* Records for this exercise *
--- Start ---

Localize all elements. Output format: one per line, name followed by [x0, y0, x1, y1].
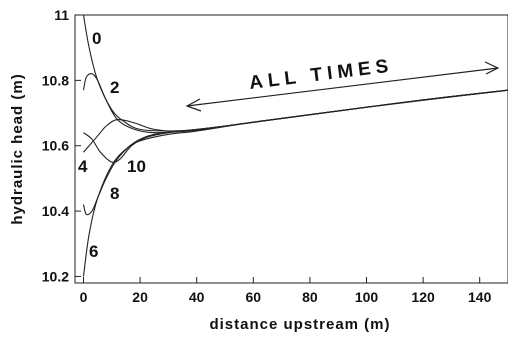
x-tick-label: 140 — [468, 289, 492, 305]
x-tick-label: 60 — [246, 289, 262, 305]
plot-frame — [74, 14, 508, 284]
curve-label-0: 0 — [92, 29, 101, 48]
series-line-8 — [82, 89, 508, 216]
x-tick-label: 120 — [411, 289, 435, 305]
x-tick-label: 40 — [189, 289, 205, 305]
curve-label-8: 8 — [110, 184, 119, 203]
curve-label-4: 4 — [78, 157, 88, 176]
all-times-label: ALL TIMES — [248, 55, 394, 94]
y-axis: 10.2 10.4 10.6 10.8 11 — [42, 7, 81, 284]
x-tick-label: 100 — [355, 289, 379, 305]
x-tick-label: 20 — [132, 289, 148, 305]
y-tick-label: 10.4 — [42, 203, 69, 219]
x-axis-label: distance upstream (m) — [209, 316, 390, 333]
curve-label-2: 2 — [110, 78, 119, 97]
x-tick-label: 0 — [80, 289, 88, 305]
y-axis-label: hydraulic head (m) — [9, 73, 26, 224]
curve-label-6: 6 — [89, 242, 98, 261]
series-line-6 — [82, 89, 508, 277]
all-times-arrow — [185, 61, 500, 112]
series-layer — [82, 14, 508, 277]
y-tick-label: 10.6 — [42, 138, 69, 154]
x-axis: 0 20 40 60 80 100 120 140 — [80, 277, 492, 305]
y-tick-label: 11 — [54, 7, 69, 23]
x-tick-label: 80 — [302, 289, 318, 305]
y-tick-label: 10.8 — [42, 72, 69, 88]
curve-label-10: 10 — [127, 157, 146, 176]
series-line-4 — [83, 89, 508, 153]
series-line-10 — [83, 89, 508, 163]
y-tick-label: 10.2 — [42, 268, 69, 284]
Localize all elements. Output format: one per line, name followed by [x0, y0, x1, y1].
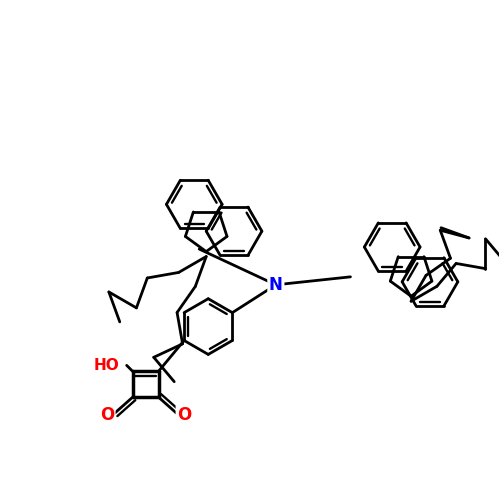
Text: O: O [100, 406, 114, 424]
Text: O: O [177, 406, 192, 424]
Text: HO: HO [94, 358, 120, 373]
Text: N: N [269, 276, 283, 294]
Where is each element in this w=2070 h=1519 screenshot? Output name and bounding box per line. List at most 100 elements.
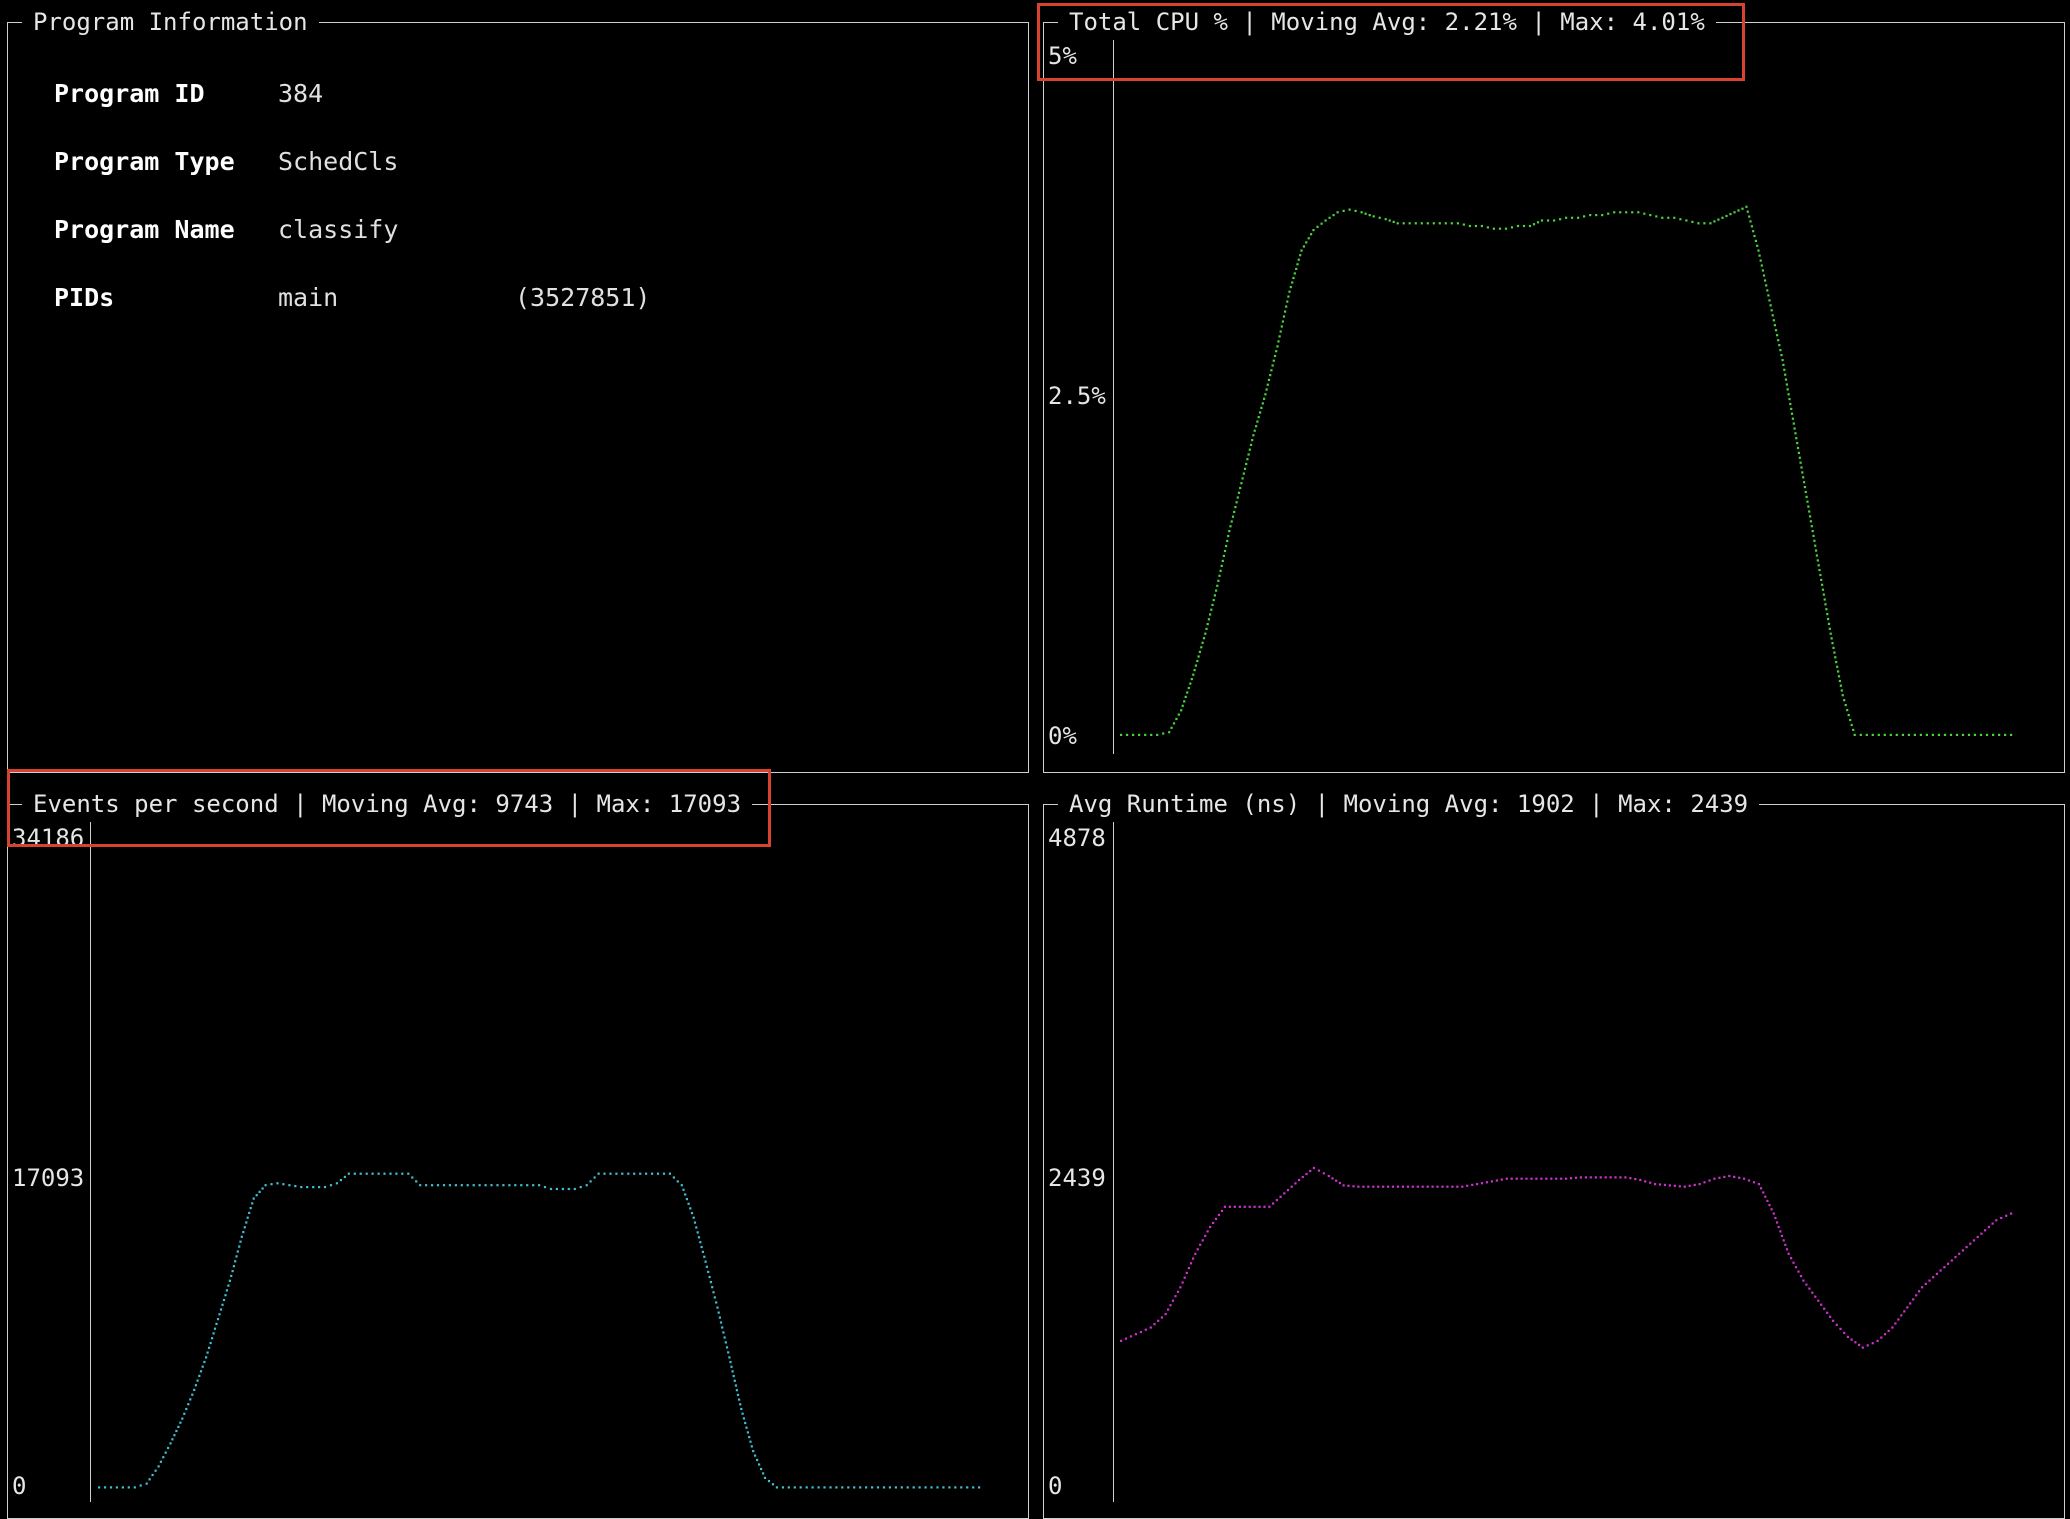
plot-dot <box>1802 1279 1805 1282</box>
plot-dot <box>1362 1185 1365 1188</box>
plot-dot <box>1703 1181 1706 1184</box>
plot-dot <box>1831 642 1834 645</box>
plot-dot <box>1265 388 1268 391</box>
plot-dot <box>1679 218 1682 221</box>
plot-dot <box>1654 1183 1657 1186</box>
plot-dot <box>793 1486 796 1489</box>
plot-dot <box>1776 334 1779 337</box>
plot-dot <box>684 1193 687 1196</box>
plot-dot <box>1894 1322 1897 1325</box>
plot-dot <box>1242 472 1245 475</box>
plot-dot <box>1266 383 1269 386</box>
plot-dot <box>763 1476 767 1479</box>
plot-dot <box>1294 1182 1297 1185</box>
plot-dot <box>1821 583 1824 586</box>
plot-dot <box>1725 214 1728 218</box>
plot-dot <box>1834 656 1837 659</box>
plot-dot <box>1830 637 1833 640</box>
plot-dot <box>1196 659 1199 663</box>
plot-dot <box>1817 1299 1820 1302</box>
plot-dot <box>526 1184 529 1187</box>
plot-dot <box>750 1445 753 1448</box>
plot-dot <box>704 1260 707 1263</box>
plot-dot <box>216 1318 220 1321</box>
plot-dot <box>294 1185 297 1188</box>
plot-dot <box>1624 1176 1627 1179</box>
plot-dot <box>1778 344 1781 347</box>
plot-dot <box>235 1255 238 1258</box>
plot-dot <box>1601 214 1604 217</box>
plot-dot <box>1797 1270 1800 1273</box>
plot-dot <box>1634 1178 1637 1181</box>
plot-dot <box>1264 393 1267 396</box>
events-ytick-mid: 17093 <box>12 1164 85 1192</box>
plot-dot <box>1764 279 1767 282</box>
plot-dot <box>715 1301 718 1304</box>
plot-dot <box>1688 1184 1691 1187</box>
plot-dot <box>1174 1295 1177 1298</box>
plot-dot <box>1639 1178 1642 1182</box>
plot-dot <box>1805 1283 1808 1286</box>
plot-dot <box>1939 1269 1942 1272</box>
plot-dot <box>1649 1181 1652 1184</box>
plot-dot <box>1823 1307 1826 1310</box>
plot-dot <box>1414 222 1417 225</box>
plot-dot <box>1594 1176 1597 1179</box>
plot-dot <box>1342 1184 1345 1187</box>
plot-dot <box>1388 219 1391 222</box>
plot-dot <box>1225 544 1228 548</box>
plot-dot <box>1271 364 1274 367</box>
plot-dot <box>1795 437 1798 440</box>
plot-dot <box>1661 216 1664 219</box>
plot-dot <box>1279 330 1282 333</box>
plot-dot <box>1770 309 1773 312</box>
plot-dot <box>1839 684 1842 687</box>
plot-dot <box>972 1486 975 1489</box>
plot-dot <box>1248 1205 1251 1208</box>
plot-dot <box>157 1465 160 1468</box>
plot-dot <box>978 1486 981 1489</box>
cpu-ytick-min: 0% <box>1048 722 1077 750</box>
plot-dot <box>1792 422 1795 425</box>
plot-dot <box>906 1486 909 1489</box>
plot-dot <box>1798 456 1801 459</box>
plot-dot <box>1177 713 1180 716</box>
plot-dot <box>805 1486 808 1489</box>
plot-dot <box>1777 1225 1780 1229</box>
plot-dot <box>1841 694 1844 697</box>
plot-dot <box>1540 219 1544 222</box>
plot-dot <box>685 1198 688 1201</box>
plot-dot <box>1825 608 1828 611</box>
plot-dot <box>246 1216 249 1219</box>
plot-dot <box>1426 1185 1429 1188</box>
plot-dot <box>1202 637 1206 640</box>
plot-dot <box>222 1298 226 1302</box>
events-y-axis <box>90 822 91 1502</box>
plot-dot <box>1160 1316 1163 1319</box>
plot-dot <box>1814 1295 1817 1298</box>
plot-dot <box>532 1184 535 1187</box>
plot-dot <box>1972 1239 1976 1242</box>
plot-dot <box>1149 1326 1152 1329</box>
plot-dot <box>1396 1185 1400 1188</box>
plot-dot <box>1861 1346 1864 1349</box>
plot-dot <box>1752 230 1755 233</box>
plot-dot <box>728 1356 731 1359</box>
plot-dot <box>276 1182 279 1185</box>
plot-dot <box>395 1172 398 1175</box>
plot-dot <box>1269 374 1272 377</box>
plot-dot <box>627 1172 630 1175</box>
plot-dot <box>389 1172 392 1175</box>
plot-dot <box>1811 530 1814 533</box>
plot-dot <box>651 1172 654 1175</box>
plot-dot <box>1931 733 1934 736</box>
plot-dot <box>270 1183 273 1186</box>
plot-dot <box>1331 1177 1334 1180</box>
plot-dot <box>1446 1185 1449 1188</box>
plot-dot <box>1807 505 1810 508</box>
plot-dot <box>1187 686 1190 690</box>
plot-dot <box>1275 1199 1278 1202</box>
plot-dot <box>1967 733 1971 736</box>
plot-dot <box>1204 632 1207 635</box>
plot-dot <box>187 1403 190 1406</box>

--- End ---

* Task *
Format the records above as a JSON list of strings with one string per line, skipping blank lines. Leave the pictures out of the answer.

* Task solution *
[
  "Localize all elements. Output format: one per line, name followed by [x0, y0, x1, y1].",
  "x-tick-label: 140 — [468, 289, 492, 305]",
  "x-tick-label: 60 — [246, 289, 262, 305]",
  "plot-frame — [74, 14, 508, 284]",
  "curve-label-0: 0 — [92, 29, 101, 48]",
  "series-line-8 — [82, 89, 508, 216]",
  "x-tick-label: 120 — [411, 289, 435, 305]",
  "x-tick-label: 40 — [189, 289, 205, 305]",
  "curve-label-8: 8 — [110, 184, 119, 203]",
  "curve-label-4: 4 — [78, 157, 88, 176]",
  "all-times-label: ALL TIMES — [248, 55, 394, 94]",
  "y-axis: 10.2 10.4 10.6 10.8 11 — [42, 7, 81, 284]",
  "x-tick-label: 100 — [355, 289, 379, 305]",
  "x-tick-label: 20 — [132, 289, 148, 305]",
  "y-tick-label: 10.4 — [42, 203, 69, 219]",
  "x-axis-label: distance upstream (m) — [209, 316, 390, 333]",
  "curve-label-2: 2 — [110, 78, 119, 97]",
  "x-tick-label: 0 — [80, 289, 88, 305]",
  "y-axis-label: hydraulic head (m) — [9, 73, 26, 224]",
  "curve-label-6: 6 — [89, 242, 98, 261]",
  "series-line-6 — [82, 89, 508, 277]",
  "all-times-arrow — [185, 61, 500, 112]",
  "series-layer — [82, 14, 508, 277]",
  "y-tick-label: 10.6 — [42, 138, 69, 154]",
  "x-axis: 0 20 40 60 80 100 120 140 — [80, 277, 492, 305]",
  "y-tick-label: 11 — [54, 7, 69, 23]",
  "x-tick-label: 80 — [302, 289, 318, 305]",
  "y-tick-label: 10.8 — [42, 72, 69, 88]",
  "curve-label-10: 10 — [127, 157, 146, 176]",
  "series-line-4 — [83, 89, 508, 153]",
  "series-line-10 — [83, 89, 508, 163]",
  "y-tick-label: 10.2 — [42, 268, 69, 284]",
  "Localize all elements. Output format: one per line, name followed by [x0, y0, x1, y1].",
  "Text: O: O [100, 406, 114, 424]",
  "Text: O: O [177, 406, 192, 424]",
  "Text: HO: HO [94, 358, 120, 373]",
  "Text: N: N [269, 276, 283, 294]",
  "Where is each element in this w=2070 h=1519 screenshot? Output name and bounding box per line. List at most 100 elements.",
  "plot-dot <box>1802 1279 1805 1282</box>",
  "plot-dot <box>1362 1185 1365 1188</box>",
  "plot-dot <box>1703 1181 1706 1184</box>",
  "plot-dot <box>1831 642 1834 645</box>",
  "plot-dot <box>1265 388 1268 391</box>",
  "plot-dot <box>1679 218 1682 221</box>",
  "plot-dot <box>1654 1183 1657 1186</box>",
  "plot-dot <box>793 1486 796 1489</box>",
  "plot-dot <box>1776 334 1779 337</box>",
  "plot-dot <box>684 1193 687 1196</box>",
  "plot-dot <box>1894 1322 1897 1325</box>",
  "plot-dot <box>1242 472 1245 475</box>",
  "plot-dot <box>1266 383 1269 386</box>",
  "plot-dot <box>763 1476 767 1479</box>",
  "plot-dot <box>1294 1182 1297 1185</box>",
  "plot-dot <box>1821 583 1824 586</box>",
  "plot-dot <box>1725 214 1728 218</box>",
  "plot-dot <box>1834 656 1837 659</box>",
  "plot-dot <box>1830 637 1833 640</box>",
  "plot-dot <box>1196 659 1199 663</box>",
  "plot-dot <box>1817 1299 1820 1302</box>",
  "plot-dot <box>526 1184 529 1187</box>",
  "plot-dot <box>750 1445 753 1448</box>",
  "plot-dot <box>704 1260 707 1263</box>",
  "plot-dot <box>216 1318 220 1321</box>",
  "plot-dot <box>294 1185 297 1188</box>",
  "plot-dot <box>1624 1176 1627 1179</box>",
  "plot-dot <box>1778 344 1781 347</box>",
  "plot-dot <box>235 1255 238 1258</box>",
  "plot-dot <box>1601 214 1604 217</box>",
  "plot-dot <box>1797 1270 1800 1273</box>",
  "plot-dot <box>1634 1178 1637 1181</box>",
  "plot-dot <box>1264 393 1267 396</box>",
  "events-ytick-mid: 17093 <box>12 1164 85 1192</box>",
  "plot-dot <box>1764 279 1767 282</box>",
  "plot-dot <box>715 1301 718 1304</box>",
  "plot-dot <box>1688 1184 1691 1187</box>",
  "plot-dot <box>1174 1295 1177 1298</box>",
  "plot-dot <box>1639 1178 1642 1182</box>",
  "plot-dot <box>1805 1283 1808 1286</box>",
  "plot-dot <box>1939 1269 1942 1272</box>",
  "plot-dot <box>1649 1181 1652 1184</box>",
  "plot-dot <box>1823 1307 1826 1310</box>",
  "plot-dot <box>1414 222 1417 225</box>",
  "plot-dot <box>1594 1176 1597 1179</box>",
  "plot-dot <box>1342 1184 1345 1187</box>",
  "plot-dot <box>1388 219 1391 222</box>",
  "plot-dot <box>1225 544 1228 548</box>",
  "plot-dot <box>1271 364 1274 367</box>",
  "plot-dot <box>1795 437 1798 440</box>",
  "plot-dot <box>1661 216 1664 219</box>",
  "plot-dot <box>1279 330 1282 333</box>",
  "plot-dot <box>1770 309 1773 312</box>",
  "plot-dot <box>1839 684 1842 687</box>",
  "plot-dot <box>972 1486 975 1489</box>",
  "plot-dot <box>1248 1205 1251 1208</box>",
  "plot-dot <box>157 1465 160 1468</box>",
  "plot-dot <box>978 1486 981 1489</box>",
  "cpu-ytick-min: 0% <box>1048 722 1077 750</box>",
  "plot-dot <box>1792 422 1795 425</box>",
  "plot-dot <box>906 1486 909 1489</box>",
  "plot-dot <box>1798 456 1801 459</box>",
  "plot-dot <box>1177 713 1180 716</box>",
  "plot-dot <box>805 1486 808 1489</box>",
  "plot-dot <box>1777 1225 1780 1229</box>",
  "plot-dot <box>1841 694 1844 697</box>",
  "plot-dot <box>1540 219 1544 222</box>",
  "plot-dot <box>685 1198 688 1201</box>",
  "plot-dot <box>1825 608 1828 611</box>",
  "plot-dot <box>246 1216 249 1219</box>",
  "plot-dot <box>1426 1185 1429 1188</box>",
  "plot-dot <box>1202 637 1206 640</box>",
  "plot-dot <box>222 1298 226 1302</box>",
  "events-y-axis <box>90 822 91 1502</box>",
  "plot-dot <box>1160 1316 1163 1319</box>",
  "plot-dot <box>1814 1295 1817 1298</box>",
  "plot-dot <box>532 1184 535 1187</box>",
  "plot-dot <box>1972 1239 1976 1242</box>",
  "plot-dot <box>1149 1326 1152 1329</box>",
  "plot-dot <box>1396 1185 1400 1188</box>",
  "plot-dot <box>1861 1346 1864 1349</box>",
  "plot-dot <box>1752 230 1755 233</box>",
  "plot-dot <box>728 1356 731 1359</box>",
  "plot-dot <box>276 1182 279 1185</box>",
  "plot-dot <box>395 1172 398 1175</box>",
  "plot-dot <box>1269 374 1272 377</box>",
  "plot-dot <box>627 1172 630 1175</box>",
  "plot-dot <box>389 1172 392 1175</box>",
  "plot-dot <box>1811 530 1814 533</box>",
  "plot-dot <box>651 1172 654 1175</box>",
  "plot-dot <box>1931 733 1934 736</box>",
  "plot-dot <box>270 1183 273 1186</box>",
  "plot-dot <box>1331 1177 1334 1180</box>",
  "plot-dot <box>1446 1185 1449 1188</box>",
  "plot-dot <box>1807 505 1810 508</box>",
  "plot-dot <box>1187 686 1190 690</box>",
  "plot-dot <box>1275 1199 1278 1202</box>",
  "plot-dot <box>1967 733 1971 736</box>",
  "plot-dot <box>1204 632 1207 635</box>",
  "plot-dot <box>187 1403 190 1406</box>"
]